Given exercise
Reproduce every entry exactly as shown.

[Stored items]
____________________

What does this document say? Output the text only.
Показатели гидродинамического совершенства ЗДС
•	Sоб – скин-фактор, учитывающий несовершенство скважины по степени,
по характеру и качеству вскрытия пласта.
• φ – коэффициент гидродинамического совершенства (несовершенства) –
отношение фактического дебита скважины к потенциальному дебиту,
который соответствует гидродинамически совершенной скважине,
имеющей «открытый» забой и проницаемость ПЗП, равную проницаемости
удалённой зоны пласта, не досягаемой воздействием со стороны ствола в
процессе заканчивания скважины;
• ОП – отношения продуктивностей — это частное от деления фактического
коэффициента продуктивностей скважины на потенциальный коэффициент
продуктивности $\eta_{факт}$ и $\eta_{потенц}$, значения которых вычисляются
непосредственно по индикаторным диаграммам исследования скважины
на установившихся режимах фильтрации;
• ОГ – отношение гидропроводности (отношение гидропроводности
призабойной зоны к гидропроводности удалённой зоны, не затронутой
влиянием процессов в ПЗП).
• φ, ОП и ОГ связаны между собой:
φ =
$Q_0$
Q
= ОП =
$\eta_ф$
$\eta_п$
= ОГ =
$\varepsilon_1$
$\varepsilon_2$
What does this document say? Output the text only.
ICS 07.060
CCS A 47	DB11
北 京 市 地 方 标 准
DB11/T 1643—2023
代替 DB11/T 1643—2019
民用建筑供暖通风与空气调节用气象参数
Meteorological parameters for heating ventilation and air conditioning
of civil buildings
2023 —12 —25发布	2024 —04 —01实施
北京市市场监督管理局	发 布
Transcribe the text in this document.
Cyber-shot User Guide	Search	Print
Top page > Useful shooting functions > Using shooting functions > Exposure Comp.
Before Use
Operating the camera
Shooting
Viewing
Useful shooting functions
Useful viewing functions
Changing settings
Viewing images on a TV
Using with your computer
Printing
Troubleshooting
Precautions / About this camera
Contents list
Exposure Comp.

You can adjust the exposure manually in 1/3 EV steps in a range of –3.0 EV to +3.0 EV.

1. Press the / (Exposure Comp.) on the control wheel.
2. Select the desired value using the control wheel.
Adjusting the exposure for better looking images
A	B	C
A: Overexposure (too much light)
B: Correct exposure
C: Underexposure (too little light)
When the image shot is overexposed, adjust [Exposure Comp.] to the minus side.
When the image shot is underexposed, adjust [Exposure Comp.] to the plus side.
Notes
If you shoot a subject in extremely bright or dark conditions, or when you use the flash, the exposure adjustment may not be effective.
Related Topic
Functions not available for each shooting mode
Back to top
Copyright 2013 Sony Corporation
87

____________________

Finished answer
What does this document say? Output the text only.
Показатели гидродинамического совершенства ЗДС
•	Sоб – скин-фактор, учитывающий несовершенство скважины по степени,
по характеру и качеству вскрытия пласта.
• φ – коэффициент гидродинамического совершенства (несовершенства) –
отношение фактического дебита скважины к потенциальному дебиту,
который соответствует гидродинамически совершенной скважине,
имеющей «открытый» забой и проницаемость ПЗП, равную проницаемости
удалённой зоны пласта, не досягаемой воздействием со стороны ствола в
процессе заканчивания скважины;
• ОП – отношения продуктивностей — это частное от деления фактического
коэффициента продуктивностей скважины на потенциальный коэффициент
продуктивности $\eta_{факт}$ и $\eta_{потенц}$, значения которых вычисляются
непосредственно по индикаторным диаграммам исследования скважины
на установившихся режимах фильтрации;
• ОГ – отношение гидропроводности (отношение гидропроводности
призабойной зоны к гидропроводности удалённой зоны, не затронутой
влиянием процессов в ПЗП).
• φ, ОП и ОГ связаны между собой:
φ =
$Q_0$
Q
= ОП =
$\eta_ф$
$\eta_п$
= ОГ =
$\varepsilon_1$
$\varepsilon_2$
What does this document say? Output the text only.
ICS 07.060
CCS A 47	DB11
北 京 市 地 方 标 准
DB11/T 1643—2023
代替 DB11/T 1643—2019
民用建筑供暖通风与空气调节用气象参数
Meteorological parameters for heating ventilation and air conditioning
of civil buildings
2023 —12 —25发布	2024 —04 —01实施
北京市市场监督管理局	发 布
Transcribe the text in this document.
Cyber-shot User Guide	Search	Print
Top page > Useful shooting functions > Using shooting functions > Exposure Comp.
Before Use
Operating the camera
Shooting
Viewing
Useful shooting functions
Useful viewing functions
Changing settings
Viewing images on a TV
Using with your computer
Printing
Troubleshooting
Precautions / About this camera
Contents list
Exposure Comp.

You can adjust the exposure manually in 1/3 EV steps in a range of –3.0 EV to +3.0 EV.

1. Press the / (Exposure Comp.) on the control wheel.
2. Select the desired value using the control wheel.
Adjusting the exposure for better looking images
A	B	C
A: Overexposure (too much light)
B: Correct exposure
C: Underexposure (too little light)
When the image shot is overexposed, adjust [Exposure Comp.] to the minus side.
When the image shot is underexposed, adjust [Exposure Comp.] to the plus side.
Notes
If you shoot a subject in extremely bright or dark conditions, or when you use the flash, the exposure adjustment may not be effective.
Related Topic
Functions not available for each shooting mode
Back to top
Copyright 2013 Sony Corporation
87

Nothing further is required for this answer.